SET PROBLEM: The data must be returned in full and exactly as given.

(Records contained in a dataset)
......

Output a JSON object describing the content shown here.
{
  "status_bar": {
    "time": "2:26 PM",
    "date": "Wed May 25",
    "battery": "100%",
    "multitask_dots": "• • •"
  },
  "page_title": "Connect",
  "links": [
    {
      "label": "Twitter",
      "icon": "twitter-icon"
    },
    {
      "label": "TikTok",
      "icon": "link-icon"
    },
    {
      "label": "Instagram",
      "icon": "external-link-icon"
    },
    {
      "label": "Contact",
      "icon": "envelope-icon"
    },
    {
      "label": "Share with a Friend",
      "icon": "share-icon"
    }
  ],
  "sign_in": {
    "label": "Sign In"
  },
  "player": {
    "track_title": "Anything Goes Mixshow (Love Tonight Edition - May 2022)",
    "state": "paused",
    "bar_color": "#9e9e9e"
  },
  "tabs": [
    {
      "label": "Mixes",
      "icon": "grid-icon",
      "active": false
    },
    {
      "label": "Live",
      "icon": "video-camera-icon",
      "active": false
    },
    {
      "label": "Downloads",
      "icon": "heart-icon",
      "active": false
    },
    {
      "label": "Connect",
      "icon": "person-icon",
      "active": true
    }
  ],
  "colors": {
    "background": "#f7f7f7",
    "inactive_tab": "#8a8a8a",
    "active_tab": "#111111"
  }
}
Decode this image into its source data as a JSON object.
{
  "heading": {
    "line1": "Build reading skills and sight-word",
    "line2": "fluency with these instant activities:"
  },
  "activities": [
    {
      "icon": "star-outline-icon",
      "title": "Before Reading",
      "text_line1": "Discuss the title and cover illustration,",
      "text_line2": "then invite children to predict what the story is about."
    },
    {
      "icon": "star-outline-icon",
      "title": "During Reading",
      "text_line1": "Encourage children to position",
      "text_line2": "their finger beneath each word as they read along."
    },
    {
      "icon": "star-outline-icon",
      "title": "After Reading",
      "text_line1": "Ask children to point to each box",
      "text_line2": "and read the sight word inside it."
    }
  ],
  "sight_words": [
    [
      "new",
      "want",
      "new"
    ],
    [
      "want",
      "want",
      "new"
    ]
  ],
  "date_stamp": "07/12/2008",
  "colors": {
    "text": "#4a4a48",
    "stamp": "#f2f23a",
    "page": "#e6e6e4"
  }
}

......

EXERCISE RESULT:
Output a JSON object describing the content shown here.
{
  "status_bar": {
    "time": "2:26 PM",
    "date": "Wed May 25",
    "battery": "100%",
    "multitask_dots": "• • •"
  },
  "page_title": "Connect",
  "links": [
    {
      "label": "Twitter",
      "icon": "twitter-icon"
    },
    {
      "label": "TikTok",
      "icon": "link-icon"
    },
    {
      "label": "Instagram",
      "icon": "external-link-icon"
    },
    {
      "label": "Contact",
      "icon": "envelope-icon"
    },
    {
      "label": "Share with a Friend",
      "icon": "share-icon"
    }
  ],
  "sign_in": {
    "label": "Sign In"
  },
  "player": {
    "track_title": "Anything Goes Mixshow (Love Tonight Edition - May 2022)",
    "state": "paused",
    "bar_color": "#9e9e9e"
  },
  "tabs": [
    {
      "label": "Mixes",
      "icon": "grid-icon",
      "active": false
    },
    {
      "label": "Live",
      "icon": "video-camera-icon",
      "active": false
    },
    {
      "label": "Downloads",
      "icon": "heart-icon",
      "active": false
    },
    {
      "label": "Connect",
      "icon": "person-icon",
      "active": true
    }
  ],
  "colors": {
    "background": "#f7f7f7",
    "inactive_tab": "#8a8a8a",
    "active_tab": "#111111"
  }
}
Decode this image into its source data as a JSON object.
{
  "heading": {
    "line1": "Build reading skills and sight-word",
    "line2": "fluency with these instant activities:"
  },
  "activities": [
    {
      "icon": "star-outline-icon",
      "title": "Before Reading",
      "text_line1": "Discuss the title and cover illustration,",
      "text_line2": "then invite children to predict what the story is about."
    },
    {
      "icon": "star-outline-icon",
      "title": "During Reading",
      "text_line1": "Encourage children to position",
      "text_line2": "their finger beneath each word as they read along."
    },
    {
      "icon": "star-outline-icon",
      "title": "After Reading",
      "text_line1": "Ask children to point to each box",
      "text_line2": "and read the sight word inside it."
    }
  ],
  "sight_words": [
    [
      "new",
      "want",
      "new"
    ],
    [
      "want",
      "want",
      "new"
    ]
  ],
  "date_stamp": "07/12/2008",
  "colors": {
    "text": "#4a4a48",
    "stamp": "#f2f23a",
    "page": "#e6e6e4"
  }
}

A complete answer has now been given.